Problem statement
Search the material below for the word "рукава" and copy every line in which it occurs.

Collected data
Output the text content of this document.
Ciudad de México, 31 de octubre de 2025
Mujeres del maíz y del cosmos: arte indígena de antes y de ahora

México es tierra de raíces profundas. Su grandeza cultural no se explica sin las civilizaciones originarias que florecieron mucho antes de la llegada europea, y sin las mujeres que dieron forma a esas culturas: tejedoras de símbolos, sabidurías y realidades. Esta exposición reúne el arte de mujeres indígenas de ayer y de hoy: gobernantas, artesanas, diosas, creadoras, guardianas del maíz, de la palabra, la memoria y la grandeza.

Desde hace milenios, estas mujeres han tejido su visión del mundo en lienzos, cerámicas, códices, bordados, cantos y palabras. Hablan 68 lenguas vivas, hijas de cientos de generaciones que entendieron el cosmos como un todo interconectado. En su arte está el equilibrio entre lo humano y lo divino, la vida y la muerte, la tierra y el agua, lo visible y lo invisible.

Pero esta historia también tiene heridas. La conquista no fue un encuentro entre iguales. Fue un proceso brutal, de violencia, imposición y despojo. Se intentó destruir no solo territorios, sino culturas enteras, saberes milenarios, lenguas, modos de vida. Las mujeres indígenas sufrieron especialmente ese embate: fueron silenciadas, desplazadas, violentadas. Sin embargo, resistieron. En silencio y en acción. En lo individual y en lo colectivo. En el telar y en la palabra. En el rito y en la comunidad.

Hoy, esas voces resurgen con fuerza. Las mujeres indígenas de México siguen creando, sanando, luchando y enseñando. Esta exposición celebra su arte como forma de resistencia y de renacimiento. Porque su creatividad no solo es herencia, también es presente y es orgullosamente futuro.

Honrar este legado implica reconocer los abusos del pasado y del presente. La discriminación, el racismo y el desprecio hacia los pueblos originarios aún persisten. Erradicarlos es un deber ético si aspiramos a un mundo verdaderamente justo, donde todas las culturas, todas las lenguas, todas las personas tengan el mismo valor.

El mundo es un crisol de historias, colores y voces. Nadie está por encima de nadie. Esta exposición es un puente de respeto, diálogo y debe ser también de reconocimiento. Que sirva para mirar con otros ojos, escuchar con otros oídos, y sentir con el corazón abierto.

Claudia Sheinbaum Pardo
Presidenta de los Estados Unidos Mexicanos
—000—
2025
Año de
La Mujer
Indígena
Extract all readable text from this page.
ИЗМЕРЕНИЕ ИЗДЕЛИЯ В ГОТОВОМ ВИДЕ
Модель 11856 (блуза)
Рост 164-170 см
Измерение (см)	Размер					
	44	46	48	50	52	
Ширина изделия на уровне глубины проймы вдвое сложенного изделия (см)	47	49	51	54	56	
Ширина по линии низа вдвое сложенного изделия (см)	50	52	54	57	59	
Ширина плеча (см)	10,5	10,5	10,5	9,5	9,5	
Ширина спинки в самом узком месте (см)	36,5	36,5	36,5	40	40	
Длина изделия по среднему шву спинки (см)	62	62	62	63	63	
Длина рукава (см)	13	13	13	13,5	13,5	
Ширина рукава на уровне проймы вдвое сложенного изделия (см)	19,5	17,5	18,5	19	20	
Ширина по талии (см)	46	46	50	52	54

Full solution
Длина рукава (см)	13	13	13	13,5	13,5	
Ширина рукава на уровне проймы вдвое сложенного изделия (см)	19,5	17,5	18,5	19	20	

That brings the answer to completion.